Return each line that holds the word "first".

━━━━━━━━━━━━━━━━

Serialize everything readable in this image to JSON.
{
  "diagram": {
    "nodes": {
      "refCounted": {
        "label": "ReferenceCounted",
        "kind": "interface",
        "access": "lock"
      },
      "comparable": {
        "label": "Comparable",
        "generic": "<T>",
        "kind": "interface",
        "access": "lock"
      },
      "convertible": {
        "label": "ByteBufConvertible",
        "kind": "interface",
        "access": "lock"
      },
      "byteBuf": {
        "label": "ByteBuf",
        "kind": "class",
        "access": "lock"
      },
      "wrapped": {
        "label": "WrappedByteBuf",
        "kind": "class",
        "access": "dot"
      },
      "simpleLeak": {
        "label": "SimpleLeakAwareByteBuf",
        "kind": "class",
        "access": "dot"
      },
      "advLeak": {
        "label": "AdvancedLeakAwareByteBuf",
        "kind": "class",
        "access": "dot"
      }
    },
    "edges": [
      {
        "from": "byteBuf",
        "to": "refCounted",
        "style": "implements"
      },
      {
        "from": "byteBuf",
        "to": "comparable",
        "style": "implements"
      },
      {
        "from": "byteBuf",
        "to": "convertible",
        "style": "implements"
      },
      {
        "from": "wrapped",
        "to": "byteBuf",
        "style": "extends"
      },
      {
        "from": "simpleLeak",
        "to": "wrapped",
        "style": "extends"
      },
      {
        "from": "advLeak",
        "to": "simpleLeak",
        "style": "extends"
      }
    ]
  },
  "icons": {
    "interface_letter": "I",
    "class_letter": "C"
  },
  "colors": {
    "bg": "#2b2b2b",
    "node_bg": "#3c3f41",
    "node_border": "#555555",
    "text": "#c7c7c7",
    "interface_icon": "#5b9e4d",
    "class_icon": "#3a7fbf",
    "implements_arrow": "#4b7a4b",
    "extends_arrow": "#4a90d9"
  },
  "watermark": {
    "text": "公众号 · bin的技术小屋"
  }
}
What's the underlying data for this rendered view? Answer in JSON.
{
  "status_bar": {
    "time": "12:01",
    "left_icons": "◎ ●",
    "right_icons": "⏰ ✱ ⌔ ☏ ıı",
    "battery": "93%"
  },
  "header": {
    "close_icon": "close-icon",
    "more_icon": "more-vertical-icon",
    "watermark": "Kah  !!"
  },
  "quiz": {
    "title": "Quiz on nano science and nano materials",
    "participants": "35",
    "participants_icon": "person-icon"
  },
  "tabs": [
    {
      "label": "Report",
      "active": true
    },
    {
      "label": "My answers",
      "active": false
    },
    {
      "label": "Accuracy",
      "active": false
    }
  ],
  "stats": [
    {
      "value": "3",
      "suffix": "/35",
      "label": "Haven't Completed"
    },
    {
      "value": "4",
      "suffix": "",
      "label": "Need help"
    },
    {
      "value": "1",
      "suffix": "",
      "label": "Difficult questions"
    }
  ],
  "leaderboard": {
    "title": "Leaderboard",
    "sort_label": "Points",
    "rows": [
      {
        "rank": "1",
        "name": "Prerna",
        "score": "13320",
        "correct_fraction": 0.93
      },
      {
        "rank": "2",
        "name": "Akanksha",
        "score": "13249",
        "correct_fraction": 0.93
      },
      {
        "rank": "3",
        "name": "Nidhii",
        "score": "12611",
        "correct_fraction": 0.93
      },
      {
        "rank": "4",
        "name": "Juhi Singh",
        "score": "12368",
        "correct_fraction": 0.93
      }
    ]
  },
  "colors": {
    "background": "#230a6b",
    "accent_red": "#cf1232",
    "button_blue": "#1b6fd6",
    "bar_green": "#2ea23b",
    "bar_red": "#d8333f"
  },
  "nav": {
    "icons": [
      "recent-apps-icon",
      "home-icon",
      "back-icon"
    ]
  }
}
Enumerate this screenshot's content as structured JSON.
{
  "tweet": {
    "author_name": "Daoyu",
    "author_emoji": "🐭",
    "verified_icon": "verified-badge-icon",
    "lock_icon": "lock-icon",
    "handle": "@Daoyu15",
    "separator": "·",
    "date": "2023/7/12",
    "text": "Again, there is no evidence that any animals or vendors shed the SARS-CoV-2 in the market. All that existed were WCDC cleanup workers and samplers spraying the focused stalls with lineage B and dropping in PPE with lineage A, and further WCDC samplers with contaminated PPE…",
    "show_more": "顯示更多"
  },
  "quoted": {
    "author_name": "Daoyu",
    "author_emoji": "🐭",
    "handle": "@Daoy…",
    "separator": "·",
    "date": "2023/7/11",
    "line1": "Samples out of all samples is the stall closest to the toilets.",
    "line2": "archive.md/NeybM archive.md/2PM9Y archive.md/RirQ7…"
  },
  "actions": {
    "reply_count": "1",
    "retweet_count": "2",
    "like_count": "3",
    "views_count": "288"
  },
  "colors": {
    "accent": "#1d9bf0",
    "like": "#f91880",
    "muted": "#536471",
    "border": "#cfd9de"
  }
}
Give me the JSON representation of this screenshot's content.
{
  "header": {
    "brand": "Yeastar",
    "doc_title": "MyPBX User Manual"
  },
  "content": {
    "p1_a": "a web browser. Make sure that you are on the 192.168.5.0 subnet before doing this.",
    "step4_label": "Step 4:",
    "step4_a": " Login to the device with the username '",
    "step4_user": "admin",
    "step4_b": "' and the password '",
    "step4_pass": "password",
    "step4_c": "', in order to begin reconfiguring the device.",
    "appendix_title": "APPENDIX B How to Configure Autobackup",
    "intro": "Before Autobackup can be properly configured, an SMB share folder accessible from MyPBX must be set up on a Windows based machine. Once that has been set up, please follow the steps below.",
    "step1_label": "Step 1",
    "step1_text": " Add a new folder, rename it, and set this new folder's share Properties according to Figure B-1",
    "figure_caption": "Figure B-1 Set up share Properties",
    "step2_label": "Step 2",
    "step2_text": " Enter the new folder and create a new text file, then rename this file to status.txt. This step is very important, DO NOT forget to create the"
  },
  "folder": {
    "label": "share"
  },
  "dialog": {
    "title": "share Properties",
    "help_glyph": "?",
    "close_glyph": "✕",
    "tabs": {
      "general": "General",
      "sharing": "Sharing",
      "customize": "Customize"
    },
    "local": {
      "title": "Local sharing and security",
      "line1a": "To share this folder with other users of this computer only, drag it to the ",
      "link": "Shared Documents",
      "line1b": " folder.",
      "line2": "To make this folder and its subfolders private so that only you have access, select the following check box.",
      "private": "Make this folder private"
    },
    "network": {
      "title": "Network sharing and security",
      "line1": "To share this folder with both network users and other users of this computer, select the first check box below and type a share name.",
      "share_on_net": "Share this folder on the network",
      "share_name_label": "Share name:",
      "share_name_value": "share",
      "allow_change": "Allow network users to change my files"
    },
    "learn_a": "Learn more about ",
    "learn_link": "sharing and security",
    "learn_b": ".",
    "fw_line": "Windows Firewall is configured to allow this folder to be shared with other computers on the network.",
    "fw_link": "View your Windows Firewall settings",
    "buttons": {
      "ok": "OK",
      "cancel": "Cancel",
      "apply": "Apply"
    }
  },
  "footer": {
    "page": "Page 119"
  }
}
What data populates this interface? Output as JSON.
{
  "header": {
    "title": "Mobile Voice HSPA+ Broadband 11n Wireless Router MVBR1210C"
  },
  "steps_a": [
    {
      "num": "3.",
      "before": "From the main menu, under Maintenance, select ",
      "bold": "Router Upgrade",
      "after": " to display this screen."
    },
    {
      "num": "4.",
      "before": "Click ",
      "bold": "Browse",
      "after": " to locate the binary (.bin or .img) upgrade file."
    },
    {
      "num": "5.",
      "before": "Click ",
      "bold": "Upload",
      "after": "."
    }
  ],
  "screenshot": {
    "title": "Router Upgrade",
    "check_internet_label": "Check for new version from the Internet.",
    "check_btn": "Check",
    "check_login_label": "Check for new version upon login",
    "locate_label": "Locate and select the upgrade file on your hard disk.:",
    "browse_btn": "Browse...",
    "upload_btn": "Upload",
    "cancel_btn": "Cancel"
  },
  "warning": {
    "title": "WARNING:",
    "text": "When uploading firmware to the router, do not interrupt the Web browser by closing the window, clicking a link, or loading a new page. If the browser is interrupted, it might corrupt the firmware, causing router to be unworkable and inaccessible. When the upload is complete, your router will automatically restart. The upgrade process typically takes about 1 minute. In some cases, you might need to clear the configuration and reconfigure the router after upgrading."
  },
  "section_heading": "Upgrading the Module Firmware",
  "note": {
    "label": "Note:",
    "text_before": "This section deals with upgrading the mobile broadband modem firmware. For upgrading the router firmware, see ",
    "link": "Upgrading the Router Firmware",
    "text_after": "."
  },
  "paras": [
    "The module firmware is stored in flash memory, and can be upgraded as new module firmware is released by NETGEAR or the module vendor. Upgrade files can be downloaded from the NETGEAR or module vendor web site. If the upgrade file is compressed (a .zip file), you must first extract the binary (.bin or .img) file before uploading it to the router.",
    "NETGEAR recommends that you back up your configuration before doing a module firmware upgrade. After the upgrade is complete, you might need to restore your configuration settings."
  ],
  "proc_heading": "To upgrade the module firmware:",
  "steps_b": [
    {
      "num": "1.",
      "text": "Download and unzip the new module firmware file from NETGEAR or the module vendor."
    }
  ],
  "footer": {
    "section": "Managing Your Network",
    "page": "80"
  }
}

━━━━━━━━━━━━━━━━

**RESPONSE TO THE EXERCISE:**
      "line1": "To share this folder with both network users and other users of this computer, select the first check box below and type a share name.",
    "The module firmware is stored in flash memory, and can be upgraded as new module firmware is released by NETGEAR or the module vendor. Upgrade files can be downloaded from the NETGEAR or module vendor web site. If the upgrade file is compressed (a .zip file), you must first extract the binary (.bin or .img) file before uploading it to the router.",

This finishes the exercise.